| WHAT YOU ARE ASKED TO DO |
Every record here should be printed again exactly.
── DATA EXCERPTS
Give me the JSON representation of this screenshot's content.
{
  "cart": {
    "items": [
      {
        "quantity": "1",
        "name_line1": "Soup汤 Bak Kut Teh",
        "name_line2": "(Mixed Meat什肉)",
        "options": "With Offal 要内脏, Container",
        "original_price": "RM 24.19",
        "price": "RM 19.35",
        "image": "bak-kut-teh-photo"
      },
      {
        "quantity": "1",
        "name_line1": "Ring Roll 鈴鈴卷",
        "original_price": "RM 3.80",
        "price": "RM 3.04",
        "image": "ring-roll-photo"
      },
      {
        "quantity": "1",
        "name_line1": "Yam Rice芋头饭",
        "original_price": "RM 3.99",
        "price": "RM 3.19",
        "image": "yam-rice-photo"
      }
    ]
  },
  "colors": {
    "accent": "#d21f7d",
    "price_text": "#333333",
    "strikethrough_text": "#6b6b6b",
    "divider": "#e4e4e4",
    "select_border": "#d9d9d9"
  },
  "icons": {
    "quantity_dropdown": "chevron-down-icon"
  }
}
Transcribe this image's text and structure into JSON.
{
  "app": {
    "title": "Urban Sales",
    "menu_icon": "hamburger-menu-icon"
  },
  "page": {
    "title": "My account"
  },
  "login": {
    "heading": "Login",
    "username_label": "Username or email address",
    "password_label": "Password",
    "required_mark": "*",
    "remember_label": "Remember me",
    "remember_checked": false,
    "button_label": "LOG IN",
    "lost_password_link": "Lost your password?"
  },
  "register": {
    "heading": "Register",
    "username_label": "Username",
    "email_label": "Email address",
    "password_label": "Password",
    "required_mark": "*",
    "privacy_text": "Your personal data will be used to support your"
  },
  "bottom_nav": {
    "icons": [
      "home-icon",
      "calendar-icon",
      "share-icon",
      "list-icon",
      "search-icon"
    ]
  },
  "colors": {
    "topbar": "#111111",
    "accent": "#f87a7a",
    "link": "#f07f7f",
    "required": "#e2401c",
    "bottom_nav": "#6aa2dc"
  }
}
────
| RESULT FOR THIS EXERCISE |
Give me the JSON representation of this screenshot's content.
{
  "cart": {
    "items": [
      {
        "quantity": "1",
        "name_line1": "Soup汤 Bak Kut Teh",
        "name_line2": "(Mixed Meat什肉)",
        "options": "With Offal 要内脏, Container",
        "original_price": "RM 24.19",
        "price": "RM 19.35",
        "image": "bak-kut-teh-photo"
      },
      {
        "quantity": "1",
        "name_line1": "Ring Roll 鈴鈴卷",
        "original_price": "RM 3.80",
        "price": "RM 3.04",
        "image": "ring-roll-photo"
      },
      {
        "quantity": "1",
        "name_line1": "Yam Rice芋头饭",
        "original_price": "RM 3.99",
        "price": "RM 3.19",
        "image": "yam-rice-photo"
      }
    ]
  },
  "colors": {
    "accent": "#d21f7d",
    "price_text": "#333333",
    "strikethrough_text": "#6b6b6b",
    "divider": "#e4e4e4",
    "select_border": "#d9d9d9"
  },
  "icons": {
    "quantity_dropdown": "chevron-down-icon"
  }
}
Transcribe this image's text and structure into JSON.
{
  "app": {
    "title": "Urban Sales",
    "menu_icon": "hamburger-menu-icon"
  },
  "page": {
    "title": "My account"
  },
  "login": {
    "heading": "Login",
    "username_label": "Username or email address",
    "password_label": "Password",
    "required_mark": "*",
    "remember_label": "Remember me",
    "remember_checked": false,
    "button_label": "LOG IN",
    "lost_password_link": "Lost your password?"
  },
  "register": {
    "heading": "Register",
    "username_label": "Username",
    "email_label": "Email address",
    "password_label": "Password",
    "required_mark": "*",
    "privacy_text": "Your personal data will be used to support your"
  },
  "bottom_nav": {
    "icons": [
      "home-icon",
      "calendar-icon",
      "share-icon",
      "list-icon",
      "search-icon"
    ]
  },
  "colors": {
    "topbar": "#111111",
    "accent": "#f87a7a",
    "link": "#f07f7f",
    "required": "#e2401c",
    "bottom_nav": "#6aa2dc"
  }
}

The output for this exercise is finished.